--- START OF MATERIAL FOR THIS TASK ---
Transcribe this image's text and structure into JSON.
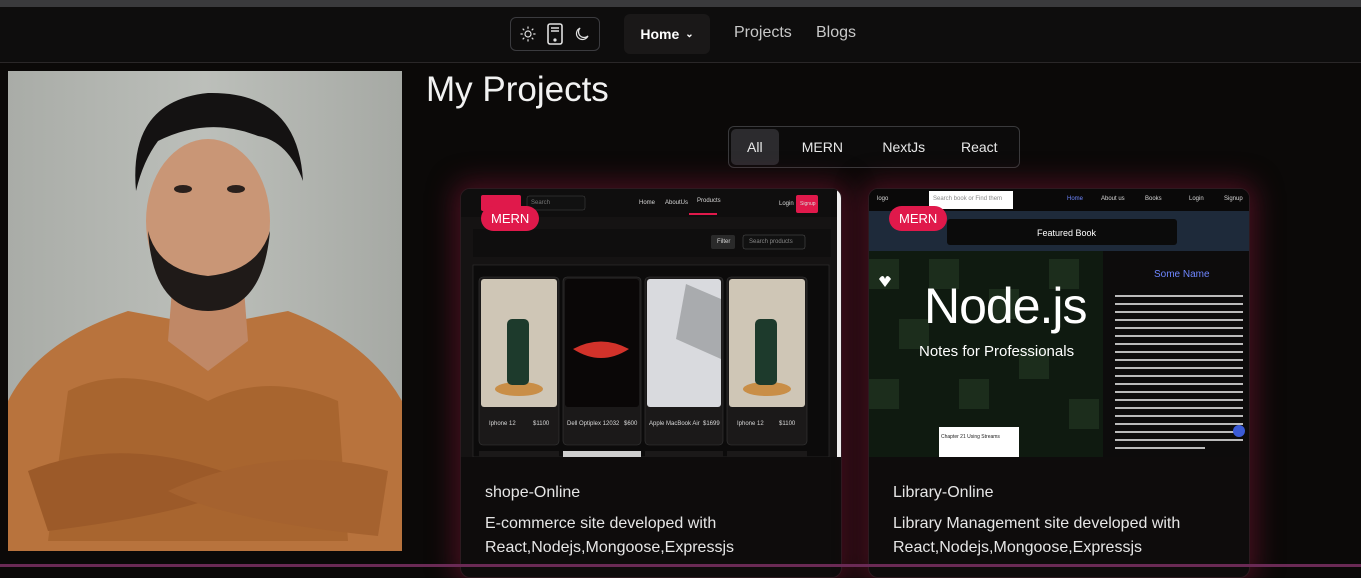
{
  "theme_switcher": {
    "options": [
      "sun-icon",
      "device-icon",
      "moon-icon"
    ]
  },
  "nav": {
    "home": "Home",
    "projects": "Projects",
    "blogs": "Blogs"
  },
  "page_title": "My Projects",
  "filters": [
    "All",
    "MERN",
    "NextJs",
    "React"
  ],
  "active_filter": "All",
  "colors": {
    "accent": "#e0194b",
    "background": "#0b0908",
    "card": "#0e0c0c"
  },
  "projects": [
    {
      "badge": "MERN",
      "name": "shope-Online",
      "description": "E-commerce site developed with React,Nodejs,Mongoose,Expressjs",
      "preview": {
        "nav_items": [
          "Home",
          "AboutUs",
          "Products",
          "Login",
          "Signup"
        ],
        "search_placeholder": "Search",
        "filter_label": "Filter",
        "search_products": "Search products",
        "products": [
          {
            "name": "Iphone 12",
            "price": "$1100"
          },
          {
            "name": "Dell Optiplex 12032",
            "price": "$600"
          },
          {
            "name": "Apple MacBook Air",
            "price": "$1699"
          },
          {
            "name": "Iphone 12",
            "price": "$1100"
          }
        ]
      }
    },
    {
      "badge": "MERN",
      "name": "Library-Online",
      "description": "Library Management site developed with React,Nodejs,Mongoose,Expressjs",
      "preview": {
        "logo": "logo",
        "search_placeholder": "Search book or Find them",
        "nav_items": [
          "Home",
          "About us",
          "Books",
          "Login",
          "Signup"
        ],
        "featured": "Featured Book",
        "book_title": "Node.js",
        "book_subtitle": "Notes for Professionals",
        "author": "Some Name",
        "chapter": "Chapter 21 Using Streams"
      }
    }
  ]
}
--- END OF MATERIAL FOR THIS TASK ---
TO BE DONE:
Transcribe the records above exactly as they appear, leaving out any pictures.

OUTPUT FOR THIS EXERCISE:
Transcribe this image's text and structure into JSON.
{
  "theme_switcher": {
    "options": [
      "sun-icon",
      "device-icon",
      "moon-icon"
    ]
  },
  "nav": {
    "home": "Home",
    "projects": "Projects",
    "blogs": "Blogs"
  },
  "page_title": "My Projects",
  "filters": [
    "All",
    "MERN",
    "NextJs",
    "React"
  ],
  "active_filter": "All",
  "colors": {
    "accent": "#e0194b",
    "background": "#0b0908",
    "card": "#0e0c0c"
  },
  "projects": [
    {
      "badge": "MERN",
      "name": "shope-Online",
      "description": "E-commerce site developed with React,Nodejs,Mongoose,Expressjs",
      "preview": {
        "nav_items": [
          "Home",
          "AboutUs",
          "Products",
          "Login",
          "Signup"
        ],
        "search_placeholder": "Search",
        "filter_label": "Filter",
        "search_products": "Search products",
        "products": [
          {
            "name": "Iphone 12",
            "price": "$1100"
          },
          {
            "name": "Dell Optiplex 12032",
            "price": "$600"
          },
          {
            "name": "Apple MacBook Air",
            "price": "$1699"
          },
          {
            "name": "Iphone 12",
            "price": "$1100"
          }
        ]
      }
    },
    {
      "badge": "MERN",
      "name": "Library-Online",
      "description": "Library Management site developed with React,Nodejs,Mongoose,Expressjs",
      "preview": {
        "logo": "logo",
        "search_placeholder": "Search book or Find them",
        "nav_items": [
          "Home",
          "About us",
          "Books",
          "Login",
          "Signup"
        ],
        "featured": "Featured Book",
        "book_title": "Node.js",
        "book_subtitle": "Notes for Professionals",
        "author": "Some Name",
        "chapter": "Chapter 21 Using Streams"
      }
    }
  ]
}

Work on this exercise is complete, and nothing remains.